■ **Data excerpts**:
++++++++++++++++++++

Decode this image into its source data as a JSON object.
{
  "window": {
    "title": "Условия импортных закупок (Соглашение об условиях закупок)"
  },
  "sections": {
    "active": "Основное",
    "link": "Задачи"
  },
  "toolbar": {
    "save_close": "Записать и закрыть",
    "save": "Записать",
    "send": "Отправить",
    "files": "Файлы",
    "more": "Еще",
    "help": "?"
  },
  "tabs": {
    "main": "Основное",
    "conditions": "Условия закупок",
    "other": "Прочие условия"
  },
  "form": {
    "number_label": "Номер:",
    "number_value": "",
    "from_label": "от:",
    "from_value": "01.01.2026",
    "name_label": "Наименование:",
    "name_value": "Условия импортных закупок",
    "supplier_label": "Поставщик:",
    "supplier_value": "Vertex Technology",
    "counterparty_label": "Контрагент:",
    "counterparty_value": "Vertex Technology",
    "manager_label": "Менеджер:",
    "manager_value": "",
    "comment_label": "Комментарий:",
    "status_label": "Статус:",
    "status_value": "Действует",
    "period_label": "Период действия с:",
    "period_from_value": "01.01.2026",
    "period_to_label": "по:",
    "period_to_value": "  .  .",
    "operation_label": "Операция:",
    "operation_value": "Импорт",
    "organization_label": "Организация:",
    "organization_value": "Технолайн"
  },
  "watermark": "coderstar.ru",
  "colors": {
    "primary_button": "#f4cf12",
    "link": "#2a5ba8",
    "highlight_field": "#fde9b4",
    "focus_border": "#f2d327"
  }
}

++++++++++++++++++++

■ **Problem**:
Set down every record above exactly as given.

■ **Exercise result**:
Decode this image into its source data as a JSON object.
{
  "window": {
    "title": "Условия импортных закупок (Соглашение об условиях закупок)"
  },
  "sections": {
    "active": "Основное",
    "link": "Задачи"
  },
  "toolbar": {
    "save_close": "Записать и закрыть",
    "save": "Записать",
    "send": "Отправить",
    "files": "Файлы",
    "more": "Еще",
    "help": "?"
  },
  "tabs": {
    "main": "Основное",
    "conditions": "Условия закупок",
    "other": "Прочие условия"
  },
  "form": {
    "number_label": "Номер:",
    "number_value": "",
    "from_label": "от:",
    "from_value": "01.01.2026",
    "name_label": "Наименование:",
    "name_value": "Условия импортных закупок",
    "supplier_label": "Поставщик:",
    "supplier_value": "Vertex Technology",
    "counterparty_label": "Контрагент:",
    "counterparty_value": "Vertex Technology",
    "manager_label": "Менеджер:",
    "manager_value": "",
    "comment_label": "Комментарий:",
    "status_label": "Статус:",
    "status_value": "Действует",
    "period_label": "Период действия с:",
    "period_from_value": "01.01.2026",
    "period_to_label": "по:",
    "period_to_value": "  .  .",
    "operation_label": "Операция:",
    "operation_value": "Импорт",
    "organization_label": "Организация:",
    "organization_value": "Технолайн"
  },
  "watermark": "coderstar.ru",
  "colors": {
    "primary_button": "#f4cf12",
    "link": "#2a5ba8",
    "highlight_field": "#fde9b4",
    "focus_border": "#f2d327"
  }
}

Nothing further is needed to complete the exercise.